- _Goal_: Repeat the records in full and exactly, omitting pictures.

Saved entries

--- begin ---

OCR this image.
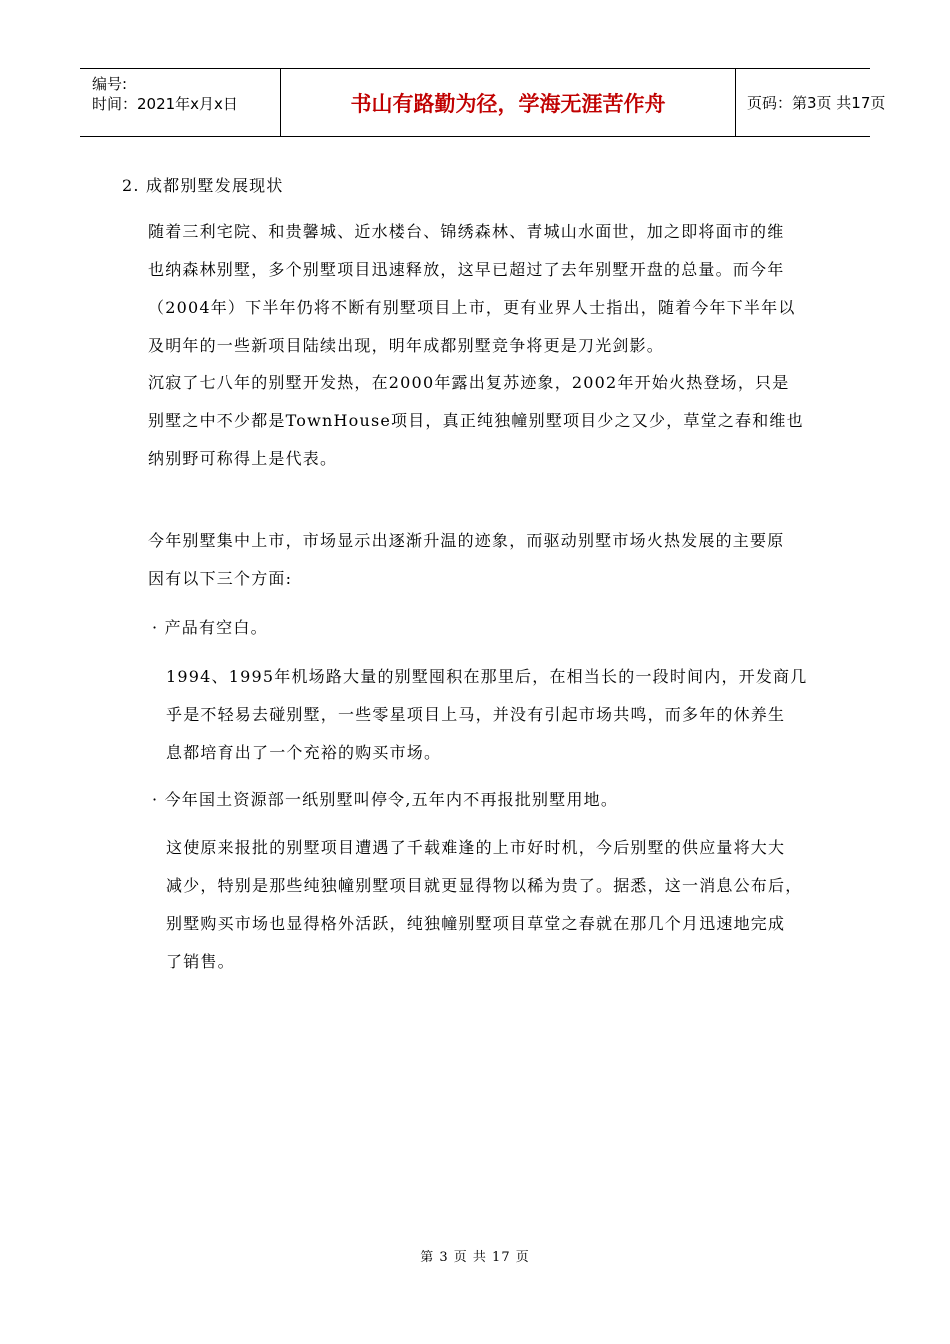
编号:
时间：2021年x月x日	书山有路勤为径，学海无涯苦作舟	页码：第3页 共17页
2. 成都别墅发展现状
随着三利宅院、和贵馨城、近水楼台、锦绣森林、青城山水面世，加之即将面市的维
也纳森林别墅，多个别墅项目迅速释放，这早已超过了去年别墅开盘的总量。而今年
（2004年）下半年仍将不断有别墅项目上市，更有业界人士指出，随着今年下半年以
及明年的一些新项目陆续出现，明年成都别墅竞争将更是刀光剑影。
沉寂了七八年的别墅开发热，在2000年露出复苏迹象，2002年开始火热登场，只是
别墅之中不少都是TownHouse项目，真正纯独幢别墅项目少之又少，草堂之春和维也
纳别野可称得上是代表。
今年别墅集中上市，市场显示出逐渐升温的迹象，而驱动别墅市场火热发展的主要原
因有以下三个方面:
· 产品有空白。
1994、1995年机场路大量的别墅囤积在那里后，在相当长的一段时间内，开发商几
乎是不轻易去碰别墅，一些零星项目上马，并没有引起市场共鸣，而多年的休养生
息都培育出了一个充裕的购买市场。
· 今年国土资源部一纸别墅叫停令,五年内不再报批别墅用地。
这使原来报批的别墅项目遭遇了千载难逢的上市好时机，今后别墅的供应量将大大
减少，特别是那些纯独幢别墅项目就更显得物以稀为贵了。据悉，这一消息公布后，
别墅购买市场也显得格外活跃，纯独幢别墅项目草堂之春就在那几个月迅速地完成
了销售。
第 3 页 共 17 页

--- end ---

- _Final result_:
OCR this image.
编号:
时间：2021年x月x日	书山有路勤为径，学海无涯苦作舟	页码：第3页 共17页
2. 成都别墅发展现状
随着三利宅院、和贵馨城、近水楼台、锦绣森林、青城山水面世，加之即将面市的维
也纳森林别墅，多个别墅项目迅速释放，这早已超过了去年别墅开盘的总量。而今年
（2004年）下半年仍将不断有别墅项目上市，更有业界人士指出，随着今年下半年以
及明年的一些新项目陆续出现，明年成都别墅竞争将更是刀光剑影。
沉寂了七八年的别墅开发热，在2000年露出复苏迹象，2002年开始火热登场，只是
别墅之中不少都是TownHouse项目，真正纯独幢别墅项目少之又少，草堂之春和维也
纳别野可称得上是代表。
今年别墅集中上市，市场显示出逐渐升温的迹象，而驱动别墅市场火热发展的主要原
因有以下三个方面:
· 产品有空白。
1994、1995年机场路大量的别墅囤积在那里后，在相当长的一段时间内，开发商几
乎是不轻易去碰别墅，一些零星项目上马，并没有引起市场共鸣，而多年的休养生
息都培育出了一个充裕的购买市场。
· 今年国土资源部一纸别墅叫停令,五年内不再报批别墅用地。
这使原来报批的别墅项目遭遇了千载难逢的上市好时机，今后别墅的供应量将大大
减少，特别是那些纯独幢别墅项目就更显得物以稀为贵了。据悉，这一消息公布后，
别墅购买市场也显得格外活跃，纯独幢别墅项目草堂之春就在那几个月迅速地完成
了销售。
第 3 页 共 17 页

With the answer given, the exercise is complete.